Source data:
>>>>
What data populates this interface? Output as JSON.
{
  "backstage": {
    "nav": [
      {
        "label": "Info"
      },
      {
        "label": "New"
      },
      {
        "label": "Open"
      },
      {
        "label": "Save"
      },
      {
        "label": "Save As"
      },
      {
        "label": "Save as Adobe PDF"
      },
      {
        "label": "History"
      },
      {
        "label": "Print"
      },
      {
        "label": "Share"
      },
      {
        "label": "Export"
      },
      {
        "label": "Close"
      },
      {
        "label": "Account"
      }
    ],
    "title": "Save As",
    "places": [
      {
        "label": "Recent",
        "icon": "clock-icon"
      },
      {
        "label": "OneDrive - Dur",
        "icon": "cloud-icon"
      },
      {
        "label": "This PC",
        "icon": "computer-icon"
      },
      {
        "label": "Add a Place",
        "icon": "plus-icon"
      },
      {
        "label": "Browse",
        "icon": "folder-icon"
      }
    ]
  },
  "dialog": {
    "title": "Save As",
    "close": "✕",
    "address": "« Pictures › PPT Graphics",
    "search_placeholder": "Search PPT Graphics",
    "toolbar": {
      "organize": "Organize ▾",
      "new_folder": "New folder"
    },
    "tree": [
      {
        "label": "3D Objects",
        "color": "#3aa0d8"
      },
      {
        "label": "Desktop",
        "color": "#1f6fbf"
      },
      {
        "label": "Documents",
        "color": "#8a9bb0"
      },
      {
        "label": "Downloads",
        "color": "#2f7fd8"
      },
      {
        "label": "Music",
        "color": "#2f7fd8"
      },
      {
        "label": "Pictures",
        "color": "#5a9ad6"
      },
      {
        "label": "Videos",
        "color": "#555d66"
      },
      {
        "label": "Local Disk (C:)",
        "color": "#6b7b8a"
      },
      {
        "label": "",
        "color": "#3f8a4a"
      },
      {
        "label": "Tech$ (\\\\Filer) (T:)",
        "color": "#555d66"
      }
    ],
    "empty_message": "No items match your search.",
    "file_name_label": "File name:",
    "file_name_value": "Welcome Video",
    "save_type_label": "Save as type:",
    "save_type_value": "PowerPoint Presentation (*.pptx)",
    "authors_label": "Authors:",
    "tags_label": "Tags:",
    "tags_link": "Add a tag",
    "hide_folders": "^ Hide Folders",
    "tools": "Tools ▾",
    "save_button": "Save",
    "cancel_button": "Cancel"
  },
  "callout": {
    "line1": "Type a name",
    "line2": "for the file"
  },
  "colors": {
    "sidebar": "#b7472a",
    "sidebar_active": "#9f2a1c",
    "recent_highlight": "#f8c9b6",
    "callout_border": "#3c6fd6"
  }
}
<<<<
>>>>
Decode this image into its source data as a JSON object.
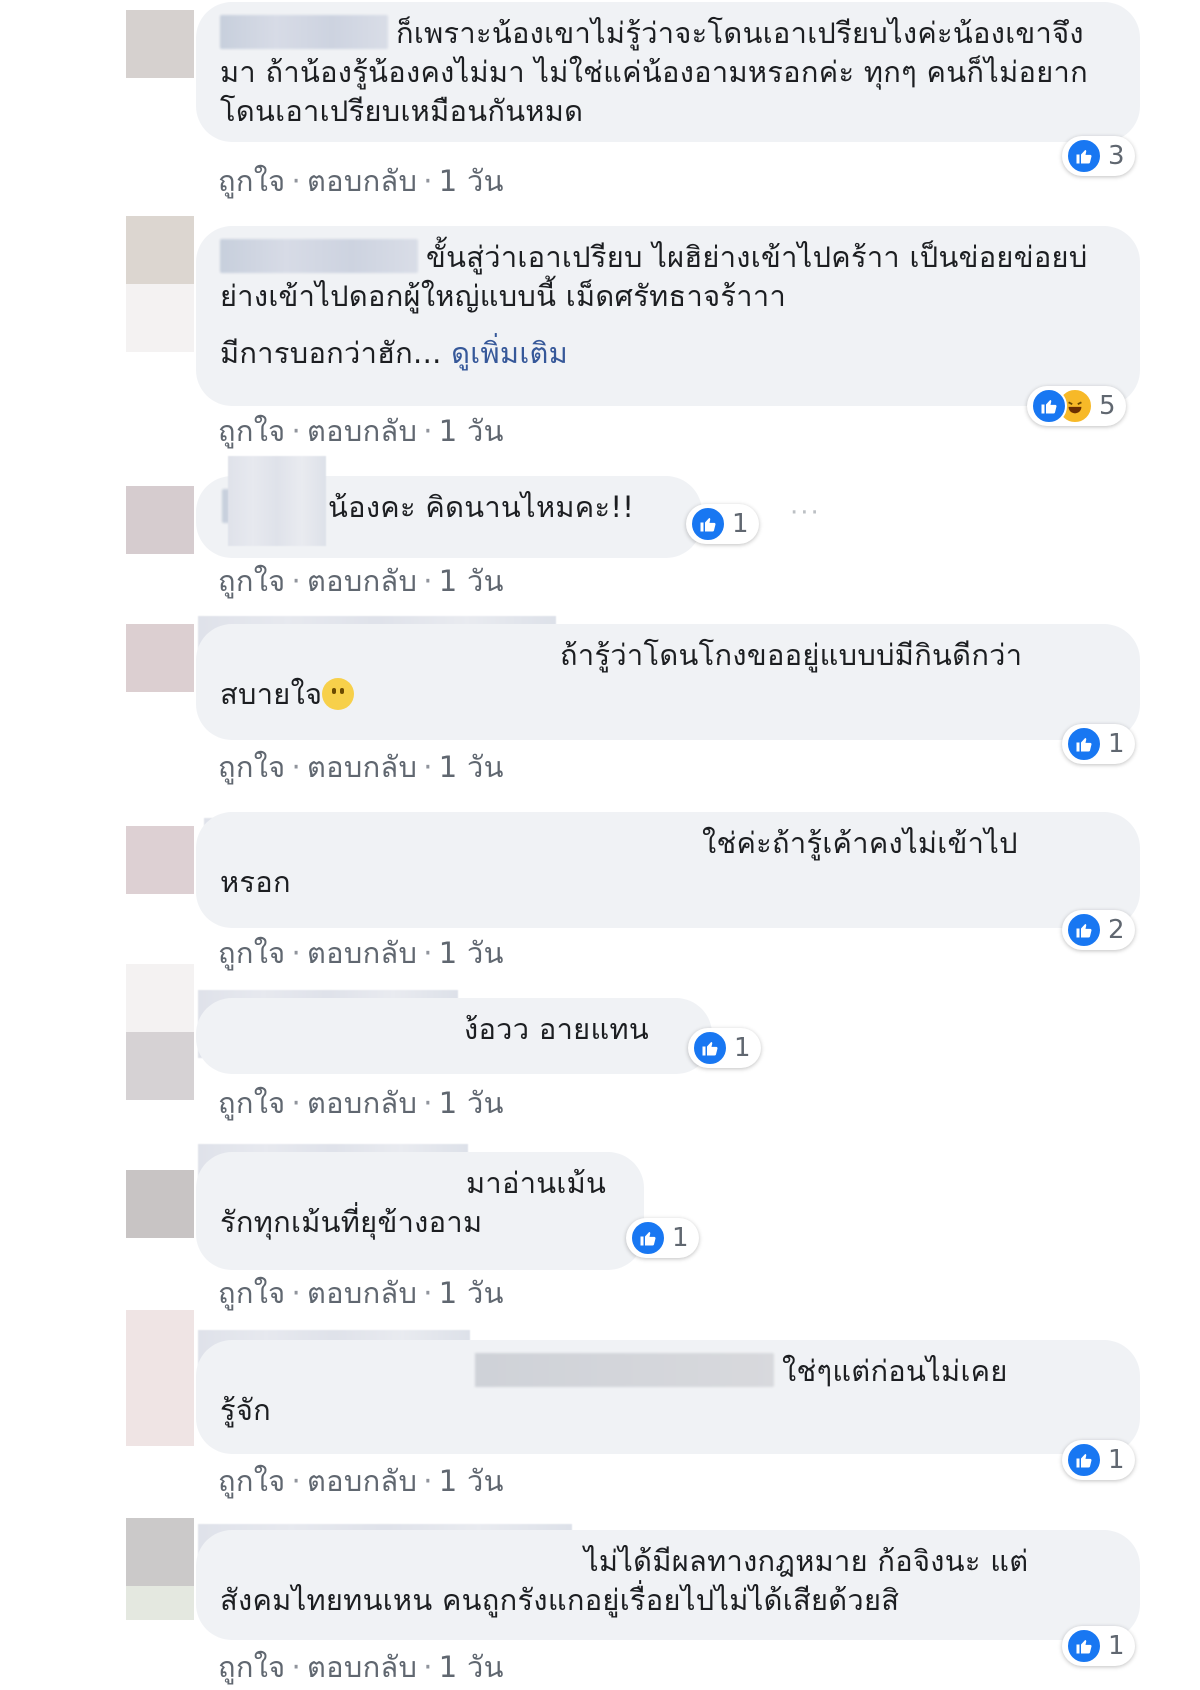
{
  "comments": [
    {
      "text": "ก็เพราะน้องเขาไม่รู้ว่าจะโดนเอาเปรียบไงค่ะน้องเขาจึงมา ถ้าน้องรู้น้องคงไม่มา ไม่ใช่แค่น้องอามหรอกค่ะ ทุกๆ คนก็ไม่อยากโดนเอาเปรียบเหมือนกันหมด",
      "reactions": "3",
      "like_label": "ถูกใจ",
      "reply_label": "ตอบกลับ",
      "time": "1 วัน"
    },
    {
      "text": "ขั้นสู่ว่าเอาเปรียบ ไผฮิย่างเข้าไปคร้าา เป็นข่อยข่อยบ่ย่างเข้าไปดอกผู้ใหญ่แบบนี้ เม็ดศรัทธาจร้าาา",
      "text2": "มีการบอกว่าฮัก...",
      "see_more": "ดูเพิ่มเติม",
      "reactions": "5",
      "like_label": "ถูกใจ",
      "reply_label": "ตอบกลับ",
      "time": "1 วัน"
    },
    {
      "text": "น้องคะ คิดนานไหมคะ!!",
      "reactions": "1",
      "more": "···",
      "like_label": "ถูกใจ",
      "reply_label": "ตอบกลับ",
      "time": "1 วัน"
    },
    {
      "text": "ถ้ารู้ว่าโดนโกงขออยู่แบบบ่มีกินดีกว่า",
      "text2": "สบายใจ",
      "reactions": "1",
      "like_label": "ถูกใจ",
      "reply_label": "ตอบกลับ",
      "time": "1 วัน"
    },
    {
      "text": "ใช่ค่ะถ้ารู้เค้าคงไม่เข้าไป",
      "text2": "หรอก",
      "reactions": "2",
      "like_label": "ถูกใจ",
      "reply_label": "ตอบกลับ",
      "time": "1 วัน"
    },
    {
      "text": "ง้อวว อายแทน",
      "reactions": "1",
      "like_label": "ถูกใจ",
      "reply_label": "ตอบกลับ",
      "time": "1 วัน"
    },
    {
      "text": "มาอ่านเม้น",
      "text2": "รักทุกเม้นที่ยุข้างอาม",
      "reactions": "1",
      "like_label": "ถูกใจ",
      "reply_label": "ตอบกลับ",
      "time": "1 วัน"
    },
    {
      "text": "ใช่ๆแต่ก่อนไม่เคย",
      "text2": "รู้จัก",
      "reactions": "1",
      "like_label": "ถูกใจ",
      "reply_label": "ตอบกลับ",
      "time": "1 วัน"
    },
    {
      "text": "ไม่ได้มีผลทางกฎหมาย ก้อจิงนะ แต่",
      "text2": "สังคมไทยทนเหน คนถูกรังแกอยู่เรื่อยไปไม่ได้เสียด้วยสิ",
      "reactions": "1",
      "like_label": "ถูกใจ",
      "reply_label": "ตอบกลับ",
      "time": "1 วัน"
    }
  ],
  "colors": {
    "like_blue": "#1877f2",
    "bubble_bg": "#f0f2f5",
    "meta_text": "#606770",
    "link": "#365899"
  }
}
<<<<
>>>>
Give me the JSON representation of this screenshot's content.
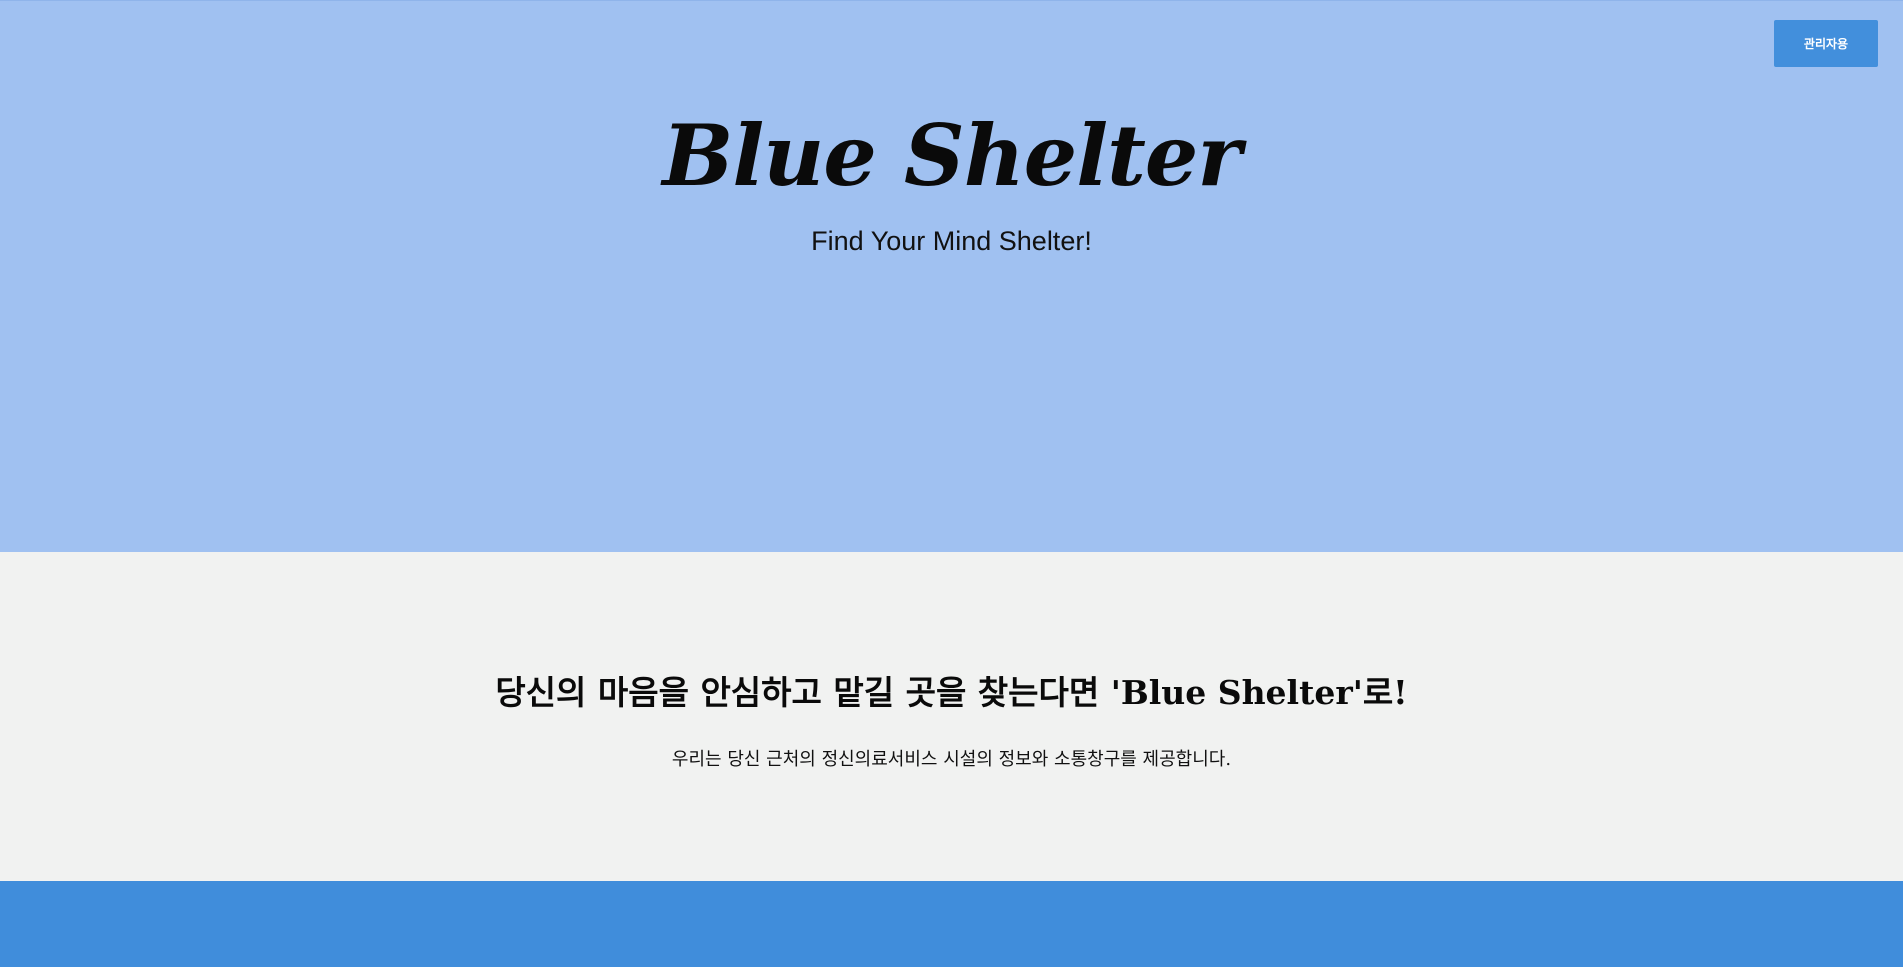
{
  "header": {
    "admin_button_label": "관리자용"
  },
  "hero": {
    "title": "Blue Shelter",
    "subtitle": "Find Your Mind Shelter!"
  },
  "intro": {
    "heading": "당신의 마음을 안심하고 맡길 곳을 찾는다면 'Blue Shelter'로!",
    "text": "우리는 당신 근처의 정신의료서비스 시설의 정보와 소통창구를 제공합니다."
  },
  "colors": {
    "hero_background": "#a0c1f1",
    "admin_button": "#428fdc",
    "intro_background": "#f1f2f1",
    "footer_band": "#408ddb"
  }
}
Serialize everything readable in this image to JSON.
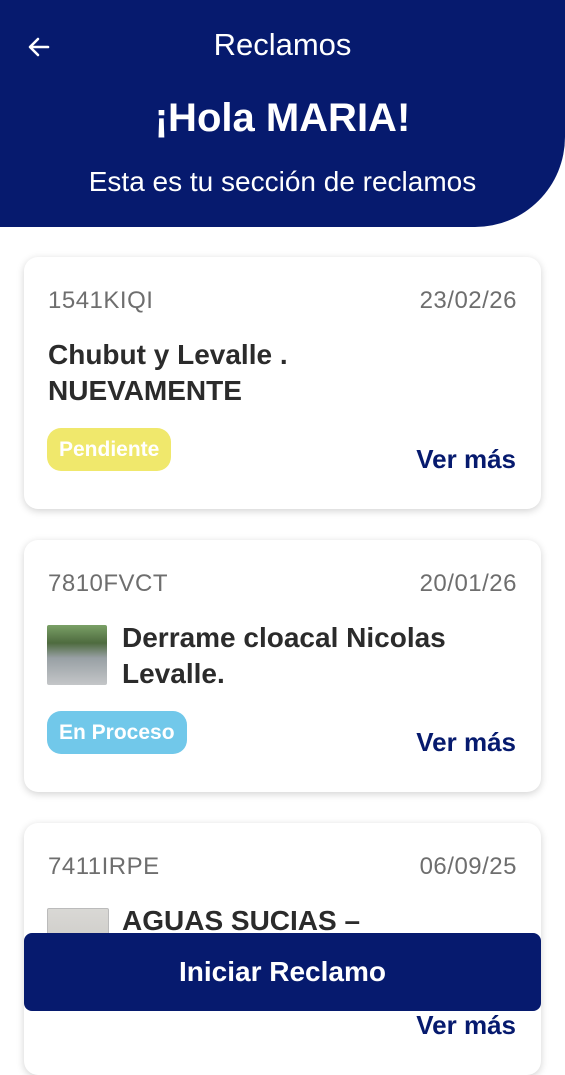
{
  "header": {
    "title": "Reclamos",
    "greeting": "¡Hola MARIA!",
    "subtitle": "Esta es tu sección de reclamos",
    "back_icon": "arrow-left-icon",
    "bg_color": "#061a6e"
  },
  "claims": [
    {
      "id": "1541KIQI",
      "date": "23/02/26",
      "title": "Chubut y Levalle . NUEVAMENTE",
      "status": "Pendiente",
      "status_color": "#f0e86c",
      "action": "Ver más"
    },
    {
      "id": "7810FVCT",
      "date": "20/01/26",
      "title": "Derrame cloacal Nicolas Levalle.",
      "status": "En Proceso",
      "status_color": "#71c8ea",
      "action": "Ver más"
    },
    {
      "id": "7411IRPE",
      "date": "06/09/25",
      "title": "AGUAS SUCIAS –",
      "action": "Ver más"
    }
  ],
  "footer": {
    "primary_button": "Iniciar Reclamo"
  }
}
<<<<
● **YOUR GOAL**
Read the entries above, then pull out the lines that include "Levalle".

● **EXERCISE SOLUTION**
      "title": "Chubut y Levalle . NUEVAMENTE",
      "title": "Derrame cloacal Nicolas Levalle.",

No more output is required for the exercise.